## What you should do
Scan the data. Collect each line that contains the word "Finder".
* begin Stored rows *
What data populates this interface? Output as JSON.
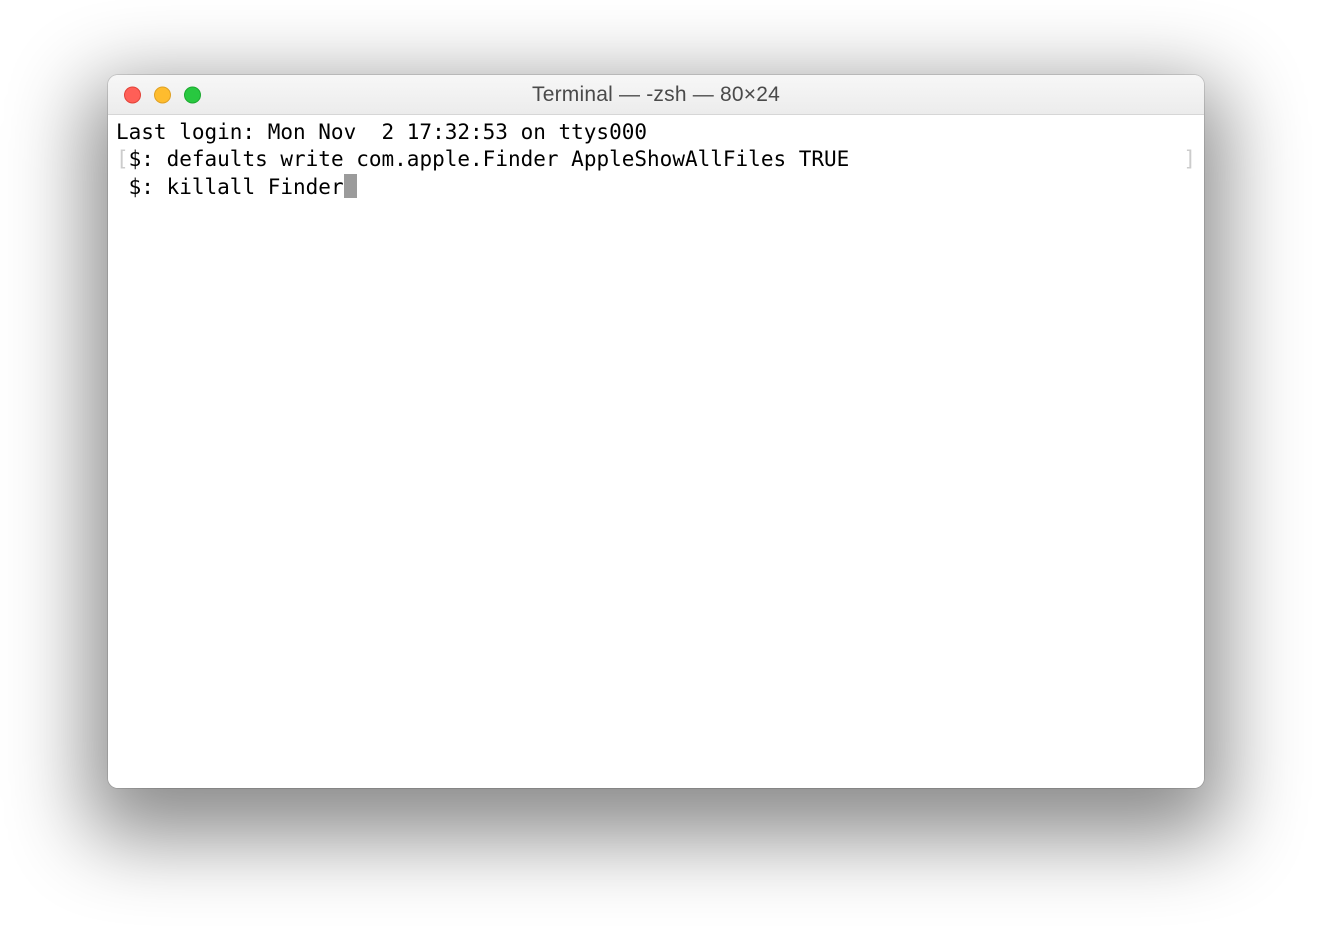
{
  "window": {
    "title": "Terminal — -zsh — 80×24"
  },
  "terminal": {
    "lines": [
      {
        "left_bracket": "",
        "content": "Last login: Mon Nov  2 17:32:53 on ttys000",
        "right_bracket": ""
      },
      {
        "left_bracket": "[",
        "prompt": "$: ",
        "content": "defaults write com.apple.Finder AppleShowAllFiles TRUE",
        "right_bracket": "]"
      },
      {
        "left_bracket": "",
        "prompt": "$: ",
        "content": "killall Finder",
        "cursor": true,
        "right_bracket": ""
      }
    ]
  }
}
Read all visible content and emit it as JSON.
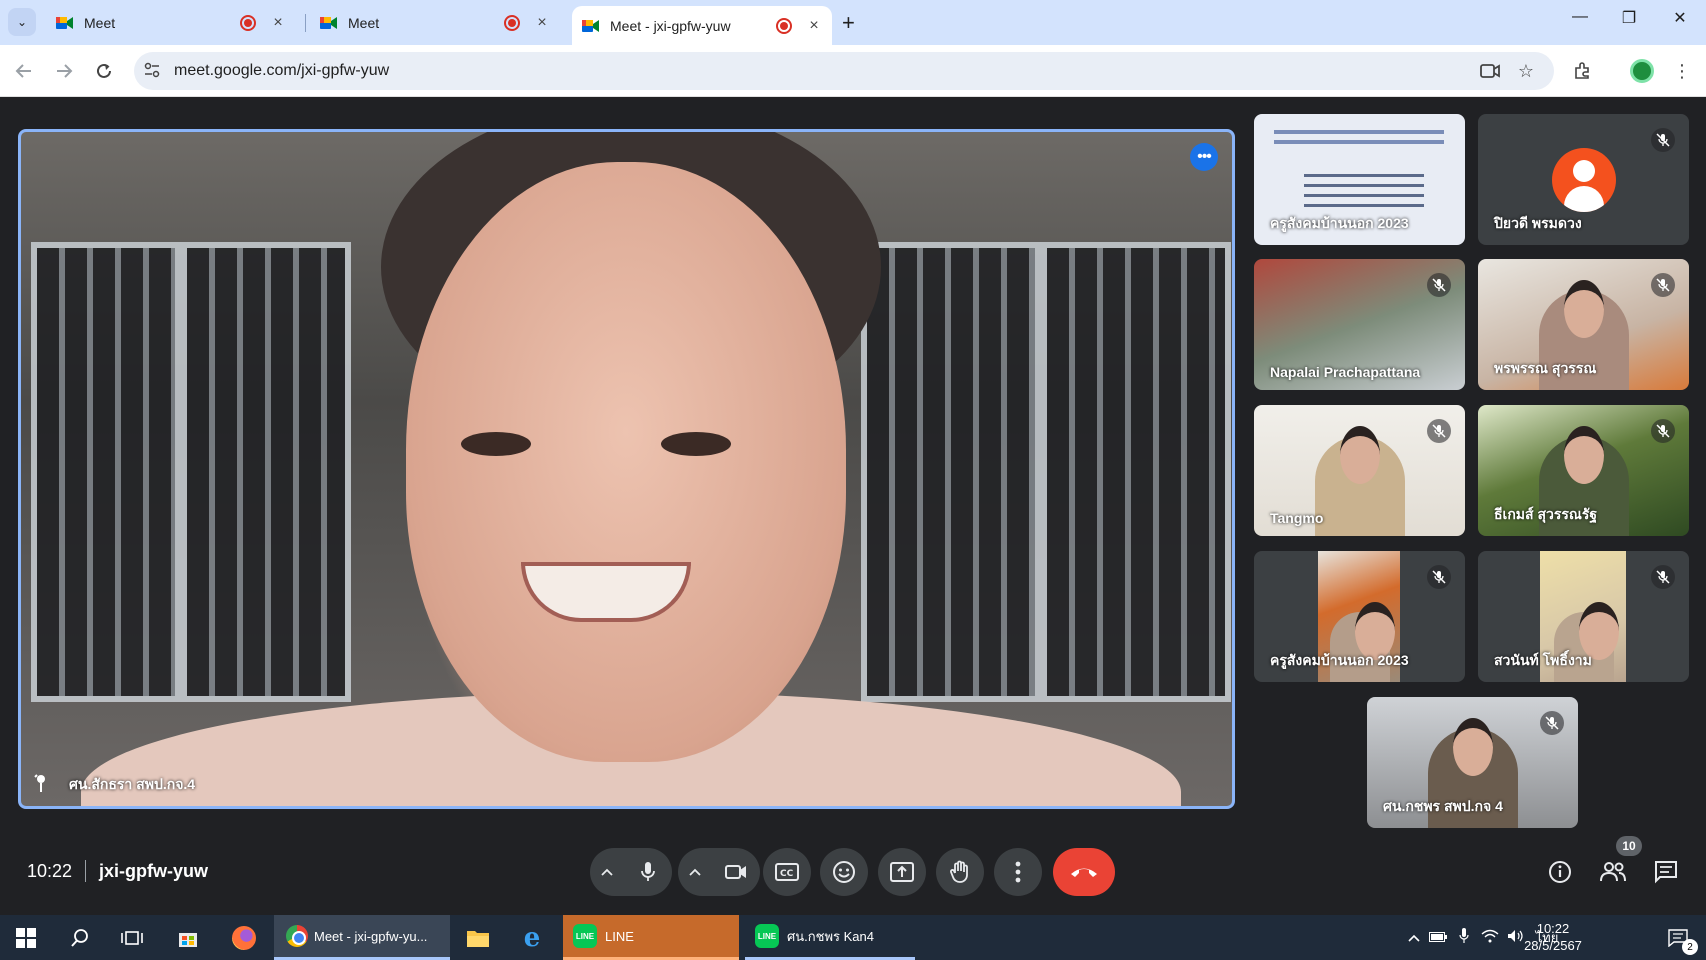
{
  "browser": {
    "tabs": [
      {
        "title": "Meet",
        "active": false
      },
      {
        "title": "Meet",
        "active": false
      },
      {
        "title": "Meet - jxi-gpfw-yuw",
        "active": true
      }
    ],
    "new_tab_symbol": "+",
    "close_symbol": "×",
    "url": "meet.google.com/jxi-gpfw-yuw",
    "window_controls": {
      "minimize": "—",
      "restore": "❐",
      "close": "✕"
    }
  },
  "meet": {
    "main_speaker": {
      "name": "ศน.สักธรา สพป.กจ.4"
    },
    "participants": [
      {
        "name": "ครูสังคมบ้านนอก 2023",
        "kind": "presentation",
        "muted": false
      },
      {
        "name": "ปิยวดี พรมดวง",
        "kind": "avatar",
        "muted": true
      },
      {
        "name": "Napalai Prachapattana",
        "kind": "video",
        "muted": true
      },
      {
        "name": "พรพรรณ สุวรรณ",
        "kind": "video",
        "muted": true
      },
      {
        "name": "Tangmo",
        "kind": "video",
        "muted": true
      },
      {
        "name": "ธีเกมส์ สุวรรณรัฐ",
        "kind": "video",
        "muted": true
      },
      {
        "name": "ครูสังคมบ้านนอก 2023",
        "kind": "video",
        "muted": true
      },
      {
        "name": "สวนันท์ โพธิ์งาม",
        "kind": "video",
        "muted": true
      },
      {
        "name": "ศน.กชพร สพป.กจ 4",
        "kind": "video",
        "muted": true
      }
    ],
    "meeting_time": "10:22",
    "meeting_code": "jxi-gpfw-yuw",
    "participant_count": "10"
  },
  "taskbar": {
    "chrome_label": "Meet - jxi-gpfw-yu...",
    "line_label": "LINE",
    "line_chat_label": "ศน.กชพร Kan4",
    "line_icon_text": "LINE",
    "language": "ไทย",
    "time": "10:22",
    "date": "28/5/2567",
    "notification_count": "2"
  },
  "colors": {
    "meet_bg": "#202124",
    "control_bg": "#3c4043",
    "end_call": "#ea4335",
    "active_speaker_border": "#8ab4f8",
    "tabstrip": "#d3e3fd"
  }
}
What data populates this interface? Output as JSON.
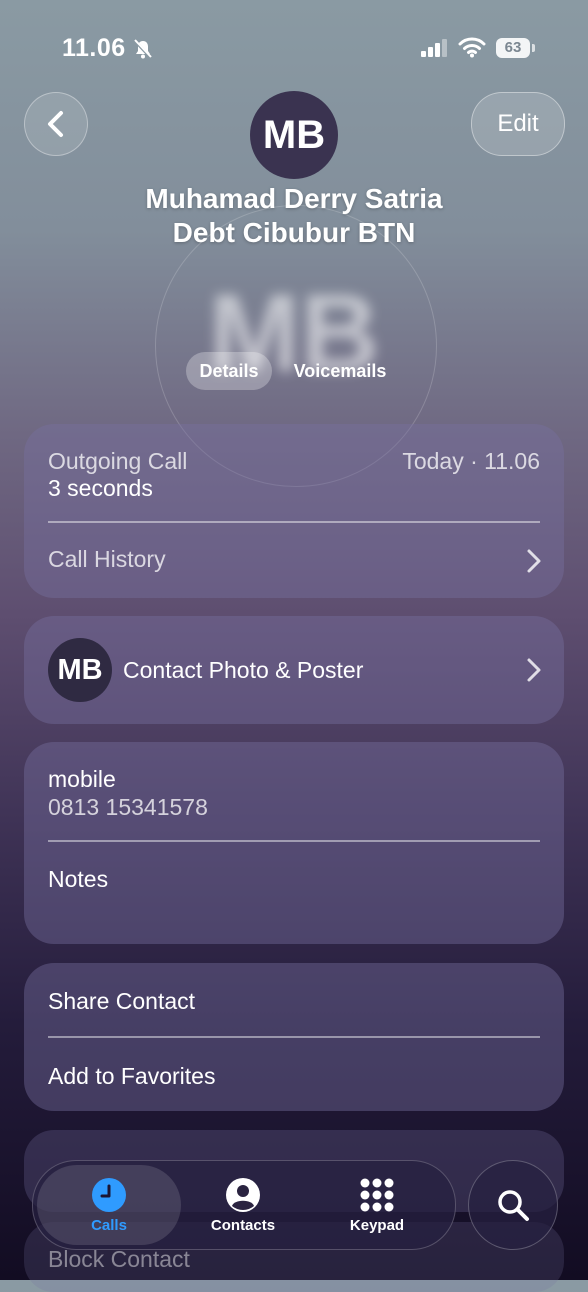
{
  "status_bar": {
    "time": "11.06",
    "battery": "63"
  },
  "header": {
    "edit_label": "Edit",
    "avatar_initials": "MB",
    "name_line1": "Muhamad Derry Satria",
    "name_line2": "Debt Cibubur BTN"
  },
  "tabs": {
    "details": "Details",
    "voicemails": "Voicemails"
  },
  "recent_call": {
    "type": "Outgoing Call",
    "duration": "3 seconds",
    "time": "Today · 11.06",
    "history_label": "Call History"
  },
  "poster": {
    "initials": "MB",
    "label": "Contact Photo & Poster"
  },
  "phone": {
    "label": "mobile",
    "number": "0813 15341578",
    "notes_label": "Notes"
  },
  "actions": {
    "share": "Share Contact",
    "favorites": "Add to Favorites",
    "block": "Block Contact"
  },
  "tabbar": {
    "calls": "Calls",
    "contacts": "Contacts",
    "keypad": "Keypad"
  },
  "colors": {
    "accent": "#2f9bff"
  }
}
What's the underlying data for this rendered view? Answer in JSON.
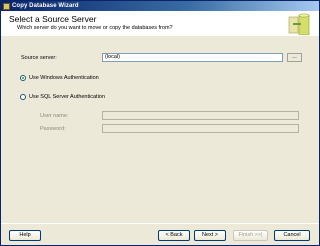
{
  "window": {
    "title": "Copy Database Wizard"
  },
  "header": {
    "title": "Select a Source Server",
    "subtitle": "Which server do you want to move or copy the databases from?"
  },
  "source_server": {
    "label": "Source server:",
    "value": "(local)",
    "browse_label": "..."
  },
  "auth": {
    "windows_label": "Use Windows Authentication",
    "windows_selected": true,
    "sql_label": "Use SQL Server Authentication",
    "sql_selected": false,
    "username_label": "User name:",
    "password_label": "Password:"
  },
  "buttons": {
    "help": "Help",
    "back": "< Back",
    "next": "Next >",
    "finish": "Finish >>|",
    "cancel": "Cancel"
  }
}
* end Stored rows *
## Output
        "content": "defaults write com.apple.Finder AppleShowAllFiles TRUE",
        "content": "killall Finder",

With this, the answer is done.